- Aim of the task -
Copy the result of filtering the entries below for lines that include the string "disco".

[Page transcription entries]
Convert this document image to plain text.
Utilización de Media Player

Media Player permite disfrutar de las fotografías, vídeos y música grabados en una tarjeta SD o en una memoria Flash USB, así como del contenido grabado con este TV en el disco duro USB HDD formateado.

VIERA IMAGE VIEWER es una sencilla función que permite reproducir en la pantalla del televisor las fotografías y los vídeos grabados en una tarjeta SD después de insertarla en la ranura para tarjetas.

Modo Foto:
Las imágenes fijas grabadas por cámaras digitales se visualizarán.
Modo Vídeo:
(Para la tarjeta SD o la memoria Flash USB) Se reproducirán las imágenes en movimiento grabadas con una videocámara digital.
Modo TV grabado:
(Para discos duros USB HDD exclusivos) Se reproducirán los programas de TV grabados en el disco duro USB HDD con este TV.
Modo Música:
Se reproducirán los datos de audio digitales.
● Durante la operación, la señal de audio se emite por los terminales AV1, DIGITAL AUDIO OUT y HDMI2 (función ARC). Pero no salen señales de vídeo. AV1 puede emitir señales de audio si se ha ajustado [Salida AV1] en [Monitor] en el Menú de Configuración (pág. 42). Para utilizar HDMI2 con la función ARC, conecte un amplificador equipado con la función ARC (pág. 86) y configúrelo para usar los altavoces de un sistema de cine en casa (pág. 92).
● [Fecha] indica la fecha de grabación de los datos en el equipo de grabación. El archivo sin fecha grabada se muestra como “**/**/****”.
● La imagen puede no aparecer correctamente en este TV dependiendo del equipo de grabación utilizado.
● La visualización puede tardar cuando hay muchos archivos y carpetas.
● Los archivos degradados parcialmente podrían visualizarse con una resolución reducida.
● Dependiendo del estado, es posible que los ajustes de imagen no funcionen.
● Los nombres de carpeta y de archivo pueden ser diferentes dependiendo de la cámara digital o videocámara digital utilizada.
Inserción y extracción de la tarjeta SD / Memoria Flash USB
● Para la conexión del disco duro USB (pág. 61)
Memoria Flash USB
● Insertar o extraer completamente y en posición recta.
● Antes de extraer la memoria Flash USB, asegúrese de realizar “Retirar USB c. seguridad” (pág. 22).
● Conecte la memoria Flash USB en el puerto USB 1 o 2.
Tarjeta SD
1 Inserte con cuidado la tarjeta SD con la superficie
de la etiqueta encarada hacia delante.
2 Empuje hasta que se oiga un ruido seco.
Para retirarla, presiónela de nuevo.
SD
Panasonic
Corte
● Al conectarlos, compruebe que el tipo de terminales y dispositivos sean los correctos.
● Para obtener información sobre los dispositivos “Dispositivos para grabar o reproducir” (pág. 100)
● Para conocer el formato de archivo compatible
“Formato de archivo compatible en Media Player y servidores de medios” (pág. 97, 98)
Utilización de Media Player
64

- Response below -
Media Player permite disfrutar de las fotografías, vídeos y música grabados en una tarjeta SD o en una memoria Flash USB, así como del contenido grabado con este TV en el disco duro USB HDD formateado.
(Para discos duros USB HDD exclusivos) Se reproducirán los programas de TV grabados en el disco duro USB HDD con este TV.
● Para la conexión del disco duro USB (pág. 61)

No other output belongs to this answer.